• [Exercise brief]: Quote every line below exactly and skip any picture.
--- Start ---
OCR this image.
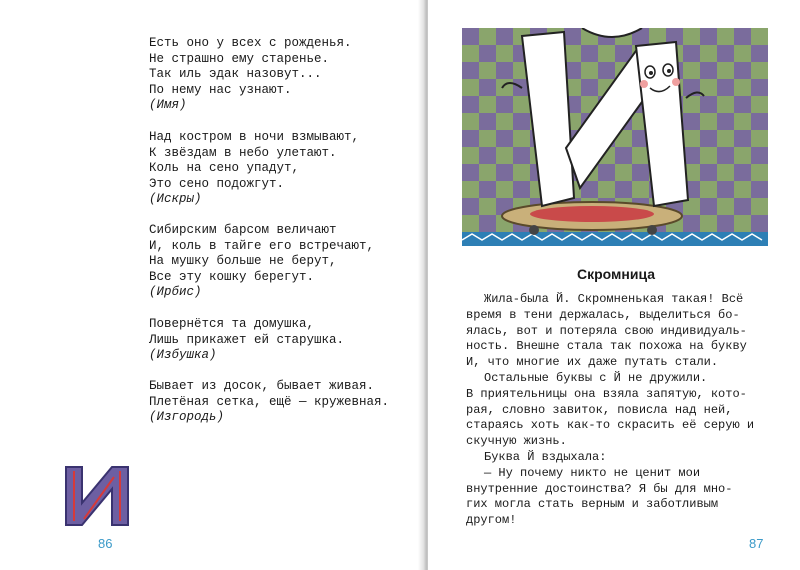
Есть оно у всех с рожденья.
Не страшно ему старенье.
Так иль эдак назовут...
По нему нас узнают.
(Имя)
Над костром в ночи взмывают,
К звёздам в небо улетают.
Коль на сено упадут,
Это сено подожгут.
(Искры)
Сибирским барсом величают
И, коль в тайге его встречают,
На мушку больше не берут,
Все эту кошку берегут.
(Ирбис)
Повернётся та домушка,
Лишь прикажет ей старушка.
(Избушка)
Бывает из досок, бывает живая.
Плетёная сетка, ещё — кружевная.
(Изгородь)
86
Скромница

Жила-была Й. Скромненькая такая! Всё
время в тени держалась, выделиться бо-
ялась, вот и потеряла свою индивидуаль-
ность. Внешне стала так похожа на букву
И, что многие их даже путать стали.

Остальные буквы с Й не дружили.
В приятельницы она взяла запятую, кото-
рая, словно завиток, повисла над ней,
стараясь хоть как-то скрасить её серую и
скучную жизнь.

Буква Й вздыхала:

— Ну почему никто не ценит мои
внутренние достоинства? Я бы для мно-
гих могла стать верным и заботливым
другом!

87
--- End ---
• [Solution below]:
OCR this image.
Есть оно у всех с рожденья.
Не страшно ему старенье.
Так иль эдак назовут...
По нему нас узнают.
(Имя)
Над костром в ночи взмывают,
К звёздам в небо улетают.
Коль на сено упадут,
Это сено подожгут.
(Искры)
Сибирским барсом величают
И, коль в тайге его встречают,
На мушку больше не берут,
Все эту кошку берегут.
(Ирбис)
Повернётся та домушка,
Лишь прикажет ей старушка.
(Избушка)
Бывает из досок, бывает живая.
Плетёная сетка, ещё — кружевная.
(Изгородь)
86
Скромница

Жила-была Й. Скромненькая такая! Всё
время в тени держалась, выделиться бо-
ялась, вот и потеряла свою индивидуаль-
ность. Внешне стала так похожа на букву
И, что многие их даже путать стали.

Остальные буквы с Й не дружили.
В приятельницы она взяла запятую, кото-
рая, словно завиток, повисла над ней,
стараясь хоть как-то скрасить её серую и
скучную жизнь.

Буква Й вздыхала:

— Ну почему никто не ценит мои
внутренние достоинства? Я бы для мно-
гих могла стать верным и заботливым
другом!

87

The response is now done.